▶ [Task requirements] Locate every line in the records below that contains the word "name", and copy each one.

▶ [Records for processing]
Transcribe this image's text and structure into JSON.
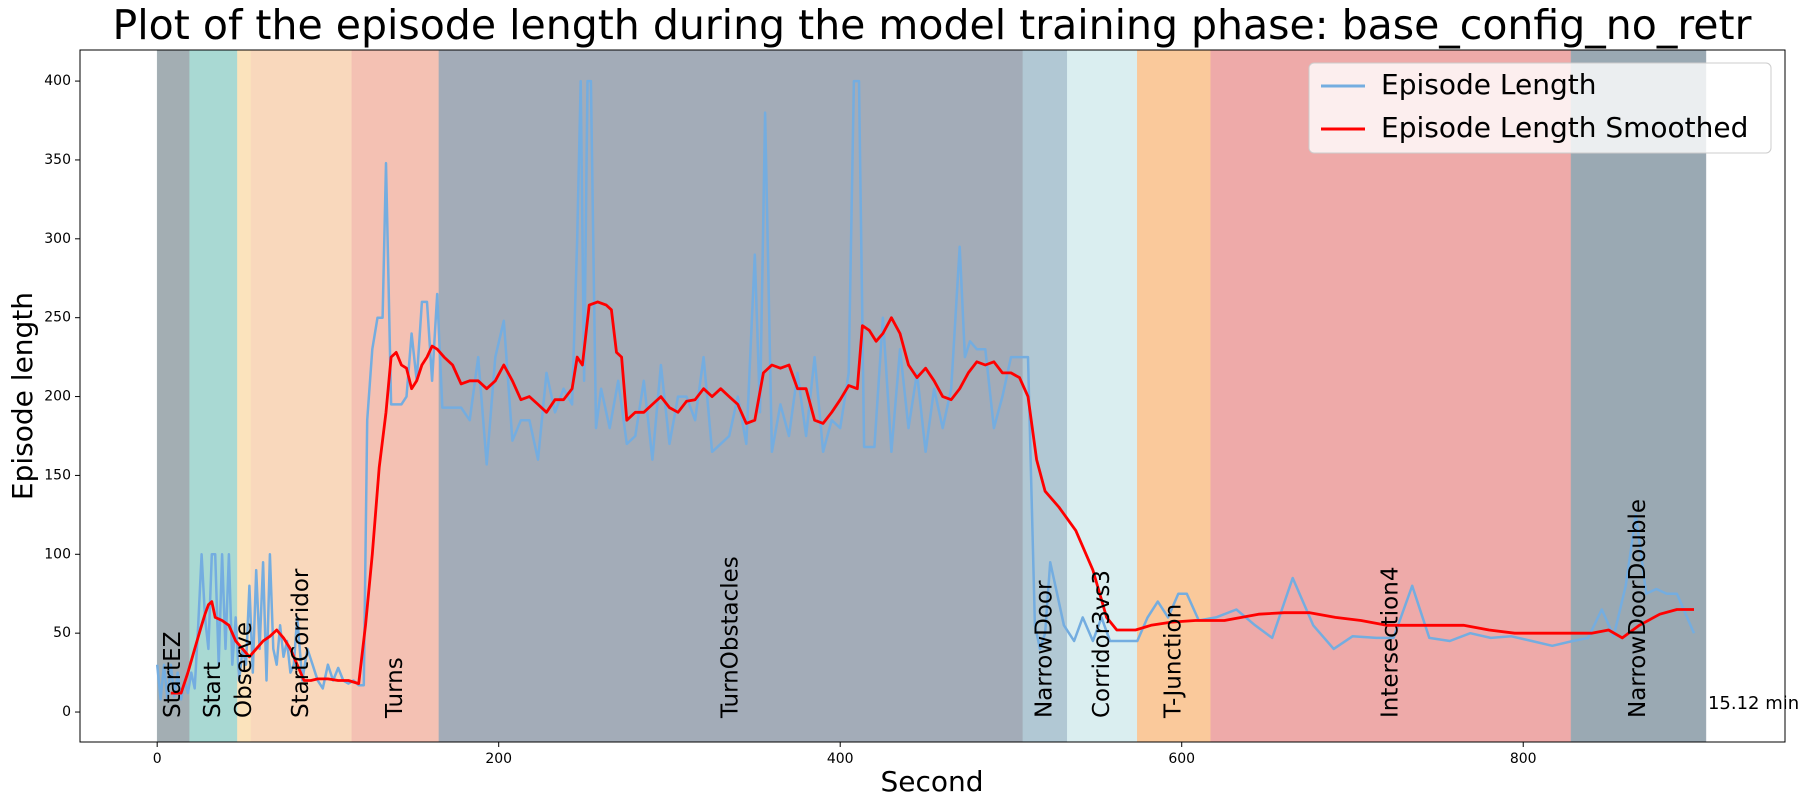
{
  "chart_data": {
    "type": "line",
    "title": "Plot of the episode length during the model training phase: base_config_no_retr",
    "xlabel": "Second",
    "ylabel": "Episode length",
    "xlim": [
      -45.2,
      953.3
    ],
    "ylim": [
      -19,
      419.7
    ],
    "xticks": [
      0,
      200,
      400,
      600,
      800
    ],
    "yticks": [
      0,
      50,
      100,
      150,
      200,
      250,
      300,
      350,
      400
    ],
    "legend": "upper right",
    "annotation": "15.12 min",
    "phases": [
      {
        "label": "StartEZ",
        "start": 0,
        "end": 19,
        "color": "#a3aeb3"
      },
      {
        "label": "Start",
        "start": 19,
        "end": 47,
        "color": "#a9d9d3"
      },
      {
        "label": "Observe",
        "start": 47,
        "end": 55,
        "color": "#fbe3bc"
      },
      {
        "label": "StartCorridor",
        "start": 55,
        "end": 114,
        "color": "#f9d8bc"
      },
      {
        "label": "Turns",
        "start": 114,
        "end": 165,
        "color": "#f4c1b3"
      },
      {
        "label": "TurnObstacles",
        "start": 165,
        "end": 507,
        "color": "#a3acb8"
      },
      {
        "label": "NarrowDoor",
        "start": 507,
        "end": 533,
        "color": "#b1c8d4"
      },
      {
        "label": "Corridor3vs3",
        "start": 533,
        "end": 574,
        "color": "#daeef0"
      },
      {
        "label": "T-Junction",
        "start": 574,
        "end": 617,
        "color": "#fac99b"
      },
      {
        "label": "Intersection4",
        "start": 617,
        "end": 828,
        "color": "#eeaaa9"
      },
      {
        "label": "NarrowDoorDouble",
        "start": 828,
        "end": 907,
        "color": "#9aa9b3"
      }
    ],
    "series": [
      {
        "name": "Episode Length",
        "color": "#74ade0",
        "x": [
          0,
          2,
          4,
          6,
          8,
          10,
          12,
          14,
          16,
          18,
          20,
          22,
          24,
          26,
          28,
          30,
          32,
          34,
          36,
          38,
          40,
          42,
          44,
          46,
          48,
          50,
          52,
          54,
          56,
          58,
          60,
          62,
          64,
          66,
          68,
          70,
          72,
          74,
          76,
          78,
          80,
          82,
          85,
          88,
          91,
          94,
          97,
          100,
          103,
          106,
          109,
          112,
          115,
          118,
          121,
          123,
          126,
          129,
          132,
          134,
          137,
          140,
          143,
          146,
          149,
          152,
          155,
          158,
          161,
          164,
          167,
          172,
          178,
          183,
          188,
          193,
          198,
          203,
          208,
          213,
          218,
          223,
          228,
          233,
          238,
          243,
          246,
          248,
          250,
          252,
          254,
          257,
          260,
          265,
          270,
          275,
          280,
          285,
          290,
          295,
          300,
          305,
          310,
          315,
          320,
          325,
          330,
          335,
          340,
          345,
          350,
          353,
          356,
          360,
          365,
          370,
          375,
          380,
          385,
          390,
          395,
          400,
          405,
          408,
          411,
          414,
          420,
          425,
          430,
          435,
          440,
          445,
          450,
          455,
          460,
          465,
          470,
          473,
          476,
          480,
          485,
          490,
          495,
          500,
          505,
          507,
          510,
          514,
          517,
          520,
          523,
          527,
          531,
          537,
          542,
          548,
          553,
          558,
          565,
          574,
          580,
          586,
          592,
          598,
          603,
          610,
          620,
          632,
          643,
          653,
          665,
          677,
          689,
          700,
          714,
          724,
          735,
          745,
          757,
          769,
          781,
          793,
          805,
          817,
          829,
          838,
          846,
          853,
          860,
          866,
          872,
          878,
          884,
          890,
          900
        ],
        "values": [
          30,
          8,
          30,
          8,
          30,
          10,
          25,
          8,
          20,
          12,
          25,
          15,
          55,
          100,
          60,
          40,
          100,
          100,
          30,
          100,
          40,
          100,
          30,
          60,
          20,
          40,
          30,
          80,
          25,
          90,
          40,
          95,
          20,
          100,
          40,
          30,
          55,
          35,
          45,
          25,
          30,
          60,
          20,
          40,
          30,
          20,
          15,
          30,
          20,
          28,
          20,
          18,
          20,
          17,
          17,
          185,
          230,
          250,
          250,
          348,
          195,
          195,
          195,
          200,
          240,
          210,
          260,
          260,
          210,
          265,
          193,
          193,
          193,
          185,
          225,
          157,
          225,
          248,
          172,
          185,
          185,
          160,
          215,
          190,
          205,
          195,
          300,
          400,
          210,
          400,
          400,
          180,
          205,
          180,
          210,
          170,
          175,
          210,
          160,
          220,
          170,
          200,
          200,
          185,
          225,
          165,
          170,
          175,
          200,
          170,
          290,
          190,
          380,
          165,
          195,
          175,
          215,
          175,
          225,
          165,
          185,
          180,
          215,
          400,
          400,
          168,
          168,
          250,
          165,
          230,
          180,
          215,
          165,
          205,
          180,
          205,
          295,
          225,
          235,
          230,
          230,
          180,
          200,
          225,
          225,
          225,
          225,
          55,
          40,
          50,
          95,
          75,
          55,
          45,
          60,
          45,
          60,
          45,
          45,
          45,
          60,
          70,
          60,
          75,
          75,
          58,
          60,
          65,
          55,
          47,
          85,
          55,
          40,
          48,
          47,
          47,
          80,
          47,
          45,
          50,
          47,
          48,
          45,
          42,
          45,
          47,
          65,
          48,
          80,
          125,
          75,
          78,
          75,
          75,
          50
        ]
      },
      {
        "name": "Episode Length Smoothed",
        "color": "#ff0000",
        "x": [
          8,
          14,
          18,
          22,
          26,
          28,
          30,
          32,
          34,
          38,
          42,
          46,
          50,
          54,
          58,
          62,
          66,
          70,
          74,
          78,
          82,
          86,
          90,
          94,
          100,
          106,
          112,
          118,
          122,
          126,
          130,
          134,
          137,
          140,
          143,
          146,
          149,
          152,
          155,
          158,
          161,
          164,
          168,
          173,
          178,
          183,
          188,
          193,
          198,
          203,
          208,
          213,
          218,
          223,
          228,
          233,
          238,
          243,
          246,
          249,
          253,
          258,
          263,
          266,
          269,
          272,
          275,
          280,
          285,
          290,
          295,
          300,
          305,
          310,
          315,
          320,
          325,
          330,
          335,
          340,
          345,
          350,
          355,
          360,
          365,
          370,
          375,
          380,
          385,
          390,
          395,
          400,
          405,
          410,
          413,
          417,
          421,
          425,
          430,
          435,
          440,
          445,
          450,
          455,
          460,
          465,
          470,
          475,
          480,
          485,
          490,
          495,
          500,
          505,
          510,
          515,
          520,
          528,
          538,
          548,
          556,
          562,
          573,
          582,
          594,
          608,
          625,
          645,
          660,
          675,
          690,
          705,
          720,
          735,
          750,
          765,
          780,
          795,
          810,
          825,
          840,
          850,
          858,
          868,
          880,
          890,
          900
        ],
        "values": [
          12,
          12,
          25,
          40,
          55,
          62,
          68,
          70,
          60,
          58,
          55,
          45,
          40,
          35,
          40,
          45,
          48,
          52,
          47,
          40,
          30,
          20,
          20,
          21,
          21,
          20,
          20,
          18,
          55,
          100,
          155,
          190,
          225,
          228,
          220,
          218,
          205,
          210,
          220,
          225,
          232,
          230,
          225,
          220,
          208,
          210,
          210,
          205,
          210,
          220,
          210,
          198,
          200,
          195,
          190,
          198,
          198,
          205,
          225,
          220,
          258,
          260,
          258,
          255,
          228,
          225,
          185,
          190,
          190,
          195,
          200,
          193,
          190,
          197,
          198,
          205,
          200,
          205,
          200,
          195,
          183,
          185,
          215,
          220,
          218,
          220,
          205,
          205,
          185,
          183,
          190,
          198,
          207,
          205,
          245,
          242,
          235,
          240,
          250,
          240,
          220,
          212,
          218,
          210,
          200,
          198,
          205,
          215,
          222,
          220,
          222,
          215,
          215,
          212,
          200,
          160,
          140,
          130,
          115,
          90,
          60,
          52,
          52,
          55,
          57,
          58,
          58,
          62,
          63,
          63,
          60,
          58,
          55,
          55,
          55,
          55,
          52,
          50,
          50,
          50,
          50,
          52,
          47,
          55,
          62,
          65,
          65
        ]
      }
    ]
  }
}
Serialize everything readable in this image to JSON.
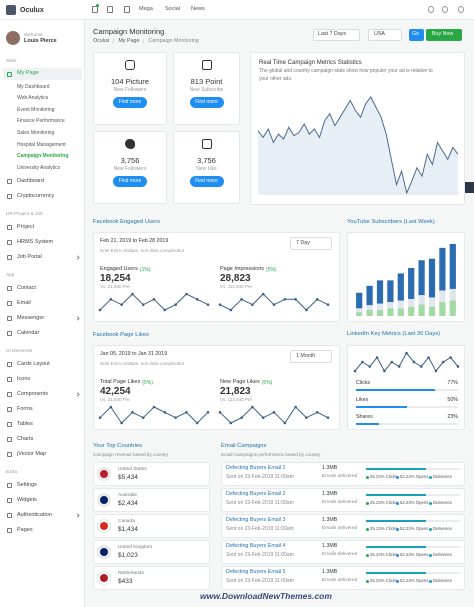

▶ [The result]
        "name": "Episode Length",
        "name": "Episode Length Smoothed",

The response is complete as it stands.